Dataset rows of page text –
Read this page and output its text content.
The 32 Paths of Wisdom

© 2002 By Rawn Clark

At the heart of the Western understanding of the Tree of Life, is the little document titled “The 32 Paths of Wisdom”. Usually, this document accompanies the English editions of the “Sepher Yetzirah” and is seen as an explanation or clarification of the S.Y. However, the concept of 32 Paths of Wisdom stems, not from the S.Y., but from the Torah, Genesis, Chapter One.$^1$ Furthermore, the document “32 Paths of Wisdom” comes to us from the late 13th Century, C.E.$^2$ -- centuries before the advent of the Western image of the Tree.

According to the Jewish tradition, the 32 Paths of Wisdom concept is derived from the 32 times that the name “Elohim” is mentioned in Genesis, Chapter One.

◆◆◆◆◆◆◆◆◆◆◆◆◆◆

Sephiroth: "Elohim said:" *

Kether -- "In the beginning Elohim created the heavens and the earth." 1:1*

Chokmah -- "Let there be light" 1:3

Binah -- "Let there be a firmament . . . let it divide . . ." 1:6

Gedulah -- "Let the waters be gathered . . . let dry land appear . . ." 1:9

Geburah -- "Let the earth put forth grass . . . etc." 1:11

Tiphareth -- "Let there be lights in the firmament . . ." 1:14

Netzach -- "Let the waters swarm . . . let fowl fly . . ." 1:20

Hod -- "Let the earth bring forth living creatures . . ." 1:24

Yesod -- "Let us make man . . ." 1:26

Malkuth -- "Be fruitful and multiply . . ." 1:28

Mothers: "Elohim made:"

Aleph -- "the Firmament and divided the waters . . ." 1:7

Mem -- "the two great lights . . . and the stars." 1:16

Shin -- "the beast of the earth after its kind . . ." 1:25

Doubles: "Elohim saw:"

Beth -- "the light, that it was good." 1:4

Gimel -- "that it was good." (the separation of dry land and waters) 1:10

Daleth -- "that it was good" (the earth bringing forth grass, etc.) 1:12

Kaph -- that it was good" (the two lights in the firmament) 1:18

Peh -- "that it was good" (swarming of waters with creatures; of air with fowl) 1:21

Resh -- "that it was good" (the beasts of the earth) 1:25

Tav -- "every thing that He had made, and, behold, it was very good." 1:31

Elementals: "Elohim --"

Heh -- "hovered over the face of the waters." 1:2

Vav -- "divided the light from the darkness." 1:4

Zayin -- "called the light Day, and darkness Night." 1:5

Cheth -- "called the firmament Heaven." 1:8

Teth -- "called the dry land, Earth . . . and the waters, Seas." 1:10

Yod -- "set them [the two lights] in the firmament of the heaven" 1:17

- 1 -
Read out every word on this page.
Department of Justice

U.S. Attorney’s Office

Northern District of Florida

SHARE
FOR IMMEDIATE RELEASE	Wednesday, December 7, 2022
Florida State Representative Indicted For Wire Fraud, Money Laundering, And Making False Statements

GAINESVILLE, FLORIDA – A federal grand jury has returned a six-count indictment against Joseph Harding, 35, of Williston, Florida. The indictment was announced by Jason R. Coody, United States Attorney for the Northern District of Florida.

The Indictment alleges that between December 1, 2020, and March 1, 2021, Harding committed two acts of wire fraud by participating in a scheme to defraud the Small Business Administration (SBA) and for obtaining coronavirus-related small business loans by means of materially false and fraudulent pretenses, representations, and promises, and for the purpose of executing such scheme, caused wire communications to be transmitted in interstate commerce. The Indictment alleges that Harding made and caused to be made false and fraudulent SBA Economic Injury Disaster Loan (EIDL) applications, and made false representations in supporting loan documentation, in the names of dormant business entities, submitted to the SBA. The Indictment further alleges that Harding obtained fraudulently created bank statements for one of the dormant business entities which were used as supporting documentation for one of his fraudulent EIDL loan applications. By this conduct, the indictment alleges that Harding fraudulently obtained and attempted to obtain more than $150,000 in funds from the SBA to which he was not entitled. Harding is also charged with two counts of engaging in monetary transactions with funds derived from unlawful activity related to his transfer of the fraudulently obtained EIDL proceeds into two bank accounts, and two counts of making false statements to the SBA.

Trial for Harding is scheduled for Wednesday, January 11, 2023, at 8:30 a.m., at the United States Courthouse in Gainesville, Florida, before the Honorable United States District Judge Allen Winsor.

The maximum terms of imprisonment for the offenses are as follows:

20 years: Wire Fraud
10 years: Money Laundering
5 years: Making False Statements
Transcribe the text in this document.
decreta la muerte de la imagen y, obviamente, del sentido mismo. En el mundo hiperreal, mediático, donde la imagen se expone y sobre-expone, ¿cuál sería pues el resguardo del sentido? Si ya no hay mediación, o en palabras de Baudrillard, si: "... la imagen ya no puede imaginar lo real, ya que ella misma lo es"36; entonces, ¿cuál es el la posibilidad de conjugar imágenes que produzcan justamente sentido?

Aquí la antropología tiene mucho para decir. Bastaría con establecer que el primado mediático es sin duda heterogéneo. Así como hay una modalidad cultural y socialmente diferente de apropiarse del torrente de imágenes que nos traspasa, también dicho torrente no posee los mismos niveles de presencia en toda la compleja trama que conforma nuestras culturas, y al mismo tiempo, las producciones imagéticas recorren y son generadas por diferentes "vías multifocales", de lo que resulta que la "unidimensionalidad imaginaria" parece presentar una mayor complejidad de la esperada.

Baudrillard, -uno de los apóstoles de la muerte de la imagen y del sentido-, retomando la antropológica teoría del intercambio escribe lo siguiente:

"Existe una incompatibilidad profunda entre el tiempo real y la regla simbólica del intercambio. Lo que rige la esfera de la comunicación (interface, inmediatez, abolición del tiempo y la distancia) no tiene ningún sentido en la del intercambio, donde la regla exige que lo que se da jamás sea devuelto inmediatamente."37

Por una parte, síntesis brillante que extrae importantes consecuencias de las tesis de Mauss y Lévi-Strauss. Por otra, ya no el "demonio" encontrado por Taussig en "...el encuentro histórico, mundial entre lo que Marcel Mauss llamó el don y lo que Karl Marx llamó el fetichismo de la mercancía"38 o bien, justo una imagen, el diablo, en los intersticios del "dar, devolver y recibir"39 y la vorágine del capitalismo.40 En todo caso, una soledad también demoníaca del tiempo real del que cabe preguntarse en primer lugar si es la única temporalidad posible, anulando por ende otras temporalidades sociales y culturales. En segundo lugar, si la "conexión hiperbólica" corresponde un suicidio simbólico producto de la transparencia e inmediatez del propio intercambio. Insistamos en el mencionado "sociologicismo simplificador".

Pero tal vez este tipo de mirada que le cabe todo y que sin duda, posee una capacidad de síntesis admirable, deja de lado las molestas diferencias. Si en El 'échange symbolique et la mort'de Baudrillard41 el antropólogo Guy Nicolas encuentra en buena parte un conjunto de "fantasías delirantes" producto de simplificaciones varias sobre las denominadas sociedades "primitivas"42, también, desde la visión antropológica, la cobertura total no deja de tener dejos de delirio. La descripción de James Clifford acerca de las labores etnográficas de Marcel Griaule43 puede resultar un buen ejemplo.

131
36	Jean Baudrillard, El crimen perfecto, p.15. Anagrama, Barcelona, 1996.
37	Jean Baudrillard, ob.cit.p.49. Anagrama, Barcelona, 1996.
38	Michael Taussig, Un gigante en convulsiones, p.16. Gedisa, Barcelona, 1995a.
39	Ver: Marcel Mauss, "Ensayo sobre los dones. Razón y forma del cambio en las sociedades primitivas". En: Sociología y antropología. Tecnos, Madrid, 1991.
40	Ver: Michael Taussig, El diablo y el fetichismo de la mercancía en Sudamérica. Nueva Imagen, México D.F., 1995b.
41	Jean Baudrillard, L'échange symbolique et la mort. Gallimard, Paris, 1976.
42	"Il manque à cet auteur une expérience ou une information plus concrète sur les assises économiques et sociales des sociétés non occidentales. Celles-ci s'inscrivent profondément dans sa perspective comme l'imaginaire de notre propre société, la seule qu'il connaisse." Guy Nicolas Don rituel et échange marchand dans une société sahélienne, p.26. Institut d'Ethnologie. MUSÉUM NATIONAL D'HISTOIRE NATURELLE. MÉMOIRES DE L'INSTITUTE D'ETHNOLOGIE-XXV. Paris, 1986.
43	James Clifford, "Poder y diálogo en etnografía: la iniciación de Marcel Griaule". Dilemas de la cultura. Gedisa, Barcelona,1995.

TASK TO CARRY OUT – Using the records above, filter out every line that lacks the string "Barcelona" and copy the rest.

TASK ANSWER –
36	Jean Baudrillard, El crimen perfecto, p.15. Anagrama, Barcelona, 1996.
37	Jean Baudrillard, ob.cit.p.49. Anagrama, Barcelona, 1996.
38	Michael Taussig, Un gigante en convulsiones, p.16. Gedisa, Barcelona, 1995a.
43	James Clifford, "Poder y diálogo en etnografía: la iniciación de Marcel Griaule". Dilemas de la cultura. Gedisa, Barcelona,1995.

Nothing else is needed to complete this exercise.